OBJECTIVE >>
Count every line of the listing where the string "بیوپسی" occurs, and reply with the count alone.

INPUT ROWS >>

★ ★ ★ ★ ★

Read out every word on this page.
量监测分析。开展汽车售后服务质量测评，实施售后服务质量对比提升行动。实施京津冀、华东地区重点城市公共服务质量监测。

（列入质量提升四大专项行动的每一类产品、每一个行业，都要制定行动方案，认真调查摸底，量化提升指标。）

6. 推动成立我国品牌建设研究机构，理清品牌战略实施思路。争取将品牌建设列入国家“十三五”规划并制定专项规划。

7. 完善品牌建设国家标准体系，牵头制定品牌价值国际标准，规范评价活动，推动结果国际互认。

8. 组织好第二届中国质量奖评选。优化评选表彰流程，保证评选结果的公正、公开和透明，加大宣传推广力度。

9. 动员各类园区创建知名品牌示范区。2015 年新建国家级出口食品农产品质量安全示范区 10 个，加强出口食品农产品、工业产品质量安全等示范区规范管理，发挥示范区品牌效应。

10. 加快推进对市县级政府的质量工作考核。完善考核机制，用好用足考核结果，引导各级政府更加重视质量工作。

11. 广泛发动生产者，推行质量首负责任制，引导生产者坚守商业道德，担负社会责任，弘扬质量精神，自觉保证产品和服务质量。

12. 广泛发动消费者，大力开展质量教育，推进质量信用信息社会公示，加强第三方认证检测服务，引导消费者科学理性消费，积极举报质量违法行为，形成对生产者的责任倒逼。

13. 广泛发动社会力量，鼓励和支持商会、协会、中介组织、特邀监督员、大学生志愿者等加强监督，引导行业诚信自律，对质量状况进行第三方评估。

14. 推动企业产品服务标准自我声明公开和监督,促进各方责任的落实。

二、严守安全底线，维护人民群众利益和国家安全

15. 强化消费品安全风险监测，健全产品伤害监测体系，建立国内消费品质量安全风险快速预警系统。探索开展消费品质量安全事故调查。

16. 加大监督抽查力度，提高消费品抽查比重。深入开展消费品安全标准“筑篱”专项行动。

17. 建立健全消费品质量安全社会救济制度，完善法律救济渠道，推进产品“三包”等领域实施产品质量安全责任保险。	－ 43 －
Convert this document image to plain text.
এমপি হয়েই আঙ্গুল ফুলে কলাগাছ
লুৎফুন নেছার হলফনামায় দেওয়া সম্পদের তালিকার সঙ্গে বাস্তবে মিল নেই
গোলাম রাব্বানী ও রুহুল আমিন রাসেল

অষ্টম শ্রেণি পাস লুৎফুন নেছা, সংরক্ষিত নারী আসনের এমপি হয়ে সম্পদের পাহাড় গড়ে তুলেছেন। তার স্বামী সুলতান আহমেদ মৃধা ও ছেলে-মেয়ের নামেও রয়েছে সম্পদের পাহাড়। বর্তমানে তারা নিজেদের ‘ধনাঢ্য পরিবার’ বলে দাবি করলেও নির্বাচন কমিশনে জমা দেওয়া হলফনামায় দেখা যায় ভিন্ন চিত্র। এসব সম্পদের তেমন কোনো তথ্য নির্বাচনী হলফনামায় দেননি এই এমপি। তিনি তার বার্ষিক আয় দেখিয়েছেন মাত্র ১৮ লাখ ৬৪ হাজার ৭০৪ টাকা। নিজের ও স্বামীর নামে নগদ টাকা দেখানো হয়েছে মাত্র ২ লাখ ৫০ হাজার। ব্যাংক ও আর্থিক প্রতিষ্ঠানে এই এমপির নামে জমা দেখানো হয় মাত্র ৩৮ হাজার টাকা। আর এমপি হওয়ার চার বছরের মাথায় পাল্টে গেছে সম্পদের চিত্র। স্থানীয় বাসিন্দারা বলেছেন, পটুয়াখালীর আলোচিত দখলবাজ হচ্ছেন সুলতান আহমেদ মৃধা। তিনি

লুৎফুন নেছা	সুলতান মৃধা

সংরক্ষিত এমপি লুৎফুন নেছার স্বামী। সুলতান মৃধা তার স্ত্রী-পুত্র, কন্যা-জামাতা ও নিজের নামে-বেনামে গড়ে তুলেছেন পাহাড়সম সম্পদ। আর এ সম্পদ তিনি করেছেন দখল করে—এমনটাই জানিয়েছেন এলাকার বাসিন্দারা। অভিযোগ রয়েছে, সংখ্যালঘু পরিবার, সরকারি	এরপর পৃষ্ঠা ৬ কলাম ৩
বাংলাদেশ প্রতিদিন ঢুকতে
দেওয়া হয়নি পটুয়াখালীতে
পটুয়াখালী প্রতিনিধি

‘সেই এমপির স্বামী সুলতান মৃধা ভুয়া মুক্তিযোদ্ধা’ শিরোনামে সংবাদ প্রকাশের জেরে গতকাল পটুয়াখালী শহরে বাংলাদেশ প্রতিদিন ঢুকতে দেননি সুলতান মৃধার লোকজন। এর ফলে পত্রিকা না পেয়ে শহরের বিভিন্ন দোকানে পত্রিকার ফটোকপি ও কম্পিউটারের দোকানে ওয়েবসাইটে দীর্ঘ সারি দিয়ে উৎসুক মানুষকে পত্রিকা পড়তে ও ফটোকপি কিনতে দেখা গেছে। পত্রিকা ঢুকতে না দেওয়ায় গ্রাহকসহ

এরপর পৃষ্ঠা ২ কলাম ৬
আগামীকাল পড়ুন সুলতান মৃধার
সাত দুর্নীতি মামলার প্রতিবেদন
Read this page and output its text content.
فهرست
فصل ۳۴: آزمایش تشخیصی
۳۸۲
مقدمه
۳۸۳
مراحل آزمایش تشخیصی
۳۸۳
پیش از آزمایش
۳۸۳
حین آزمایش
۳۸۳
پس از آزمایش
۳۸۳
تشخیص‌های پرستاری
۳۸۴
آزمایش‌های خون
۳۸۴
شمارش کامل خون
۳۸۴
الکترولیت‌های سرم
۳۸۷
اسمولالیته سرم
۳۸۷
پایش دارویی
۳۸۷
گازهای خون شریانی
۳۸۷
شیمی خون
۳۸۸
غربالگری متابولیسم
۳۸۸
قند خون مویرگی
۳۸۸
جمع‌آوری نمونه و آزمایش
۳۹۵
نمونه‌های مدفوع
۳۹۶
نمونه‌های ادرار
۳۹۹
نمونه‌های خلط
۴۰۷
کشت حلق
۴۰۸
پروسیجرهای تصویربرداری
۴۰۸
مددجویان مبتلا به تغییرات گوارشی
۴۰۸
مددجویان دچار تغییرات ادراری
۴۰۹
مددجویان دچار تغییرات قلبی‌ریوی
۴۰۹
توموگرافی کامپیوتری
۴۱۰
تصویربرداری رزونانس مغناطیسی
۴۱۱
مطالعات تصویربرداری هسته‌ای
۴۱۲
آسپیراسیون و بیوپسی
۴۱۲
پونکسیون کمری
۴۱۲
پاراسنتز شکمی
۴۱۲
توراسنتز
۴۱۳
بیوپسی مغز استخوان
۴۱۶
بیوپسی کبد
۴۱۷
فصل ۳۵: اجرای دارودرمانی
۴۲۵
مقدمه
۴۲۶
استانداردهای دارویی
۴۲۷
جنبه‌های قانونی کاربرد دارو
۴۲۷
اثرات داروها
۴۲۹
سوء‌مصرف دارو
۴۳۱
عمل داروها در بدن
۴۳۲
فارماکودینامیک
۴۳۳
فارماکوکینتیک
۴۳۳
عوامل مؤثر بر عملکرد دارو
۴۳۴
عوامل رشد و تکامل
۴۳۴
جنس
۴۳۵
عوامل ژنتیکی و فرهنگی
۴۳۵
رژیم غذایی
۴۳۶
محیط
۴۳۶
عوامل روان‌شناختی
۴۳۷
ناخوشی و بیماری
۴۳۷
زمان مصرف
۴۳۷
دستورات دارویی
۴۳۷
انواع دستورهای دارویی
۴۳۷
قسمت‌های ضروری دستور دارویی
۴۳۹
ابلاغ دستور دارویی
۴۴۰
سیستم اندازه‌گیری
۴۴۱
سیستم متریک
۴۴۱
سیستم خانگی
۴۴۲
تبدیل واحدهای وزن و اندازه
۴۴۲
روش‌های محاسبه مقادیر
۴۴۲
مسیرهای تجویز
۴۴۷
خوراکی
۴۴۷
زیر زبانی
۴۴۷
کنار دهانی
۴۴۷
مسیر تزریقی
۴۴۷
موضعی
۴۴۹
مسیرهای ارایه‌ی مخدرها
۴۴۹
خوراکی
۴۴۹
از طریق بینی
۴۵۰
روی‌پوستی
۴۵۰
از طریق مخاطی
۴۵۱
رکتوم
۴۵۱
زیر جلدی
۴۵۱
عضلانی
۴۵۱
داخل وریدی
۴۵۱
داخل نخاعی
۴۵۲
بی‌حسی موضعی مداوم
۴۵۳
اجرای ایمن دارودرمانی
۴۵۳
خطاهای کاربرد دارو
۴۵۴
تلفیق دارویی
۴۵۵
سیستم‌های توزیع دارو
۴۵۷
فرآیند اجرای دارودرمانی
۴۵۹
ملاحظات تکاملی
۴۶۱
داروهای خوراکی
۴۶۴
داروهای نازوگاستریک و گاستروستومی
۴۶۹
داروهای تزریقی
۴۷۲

★ ★ ★ ★ ★

OUTPUT OF THE EXERCISE >>
3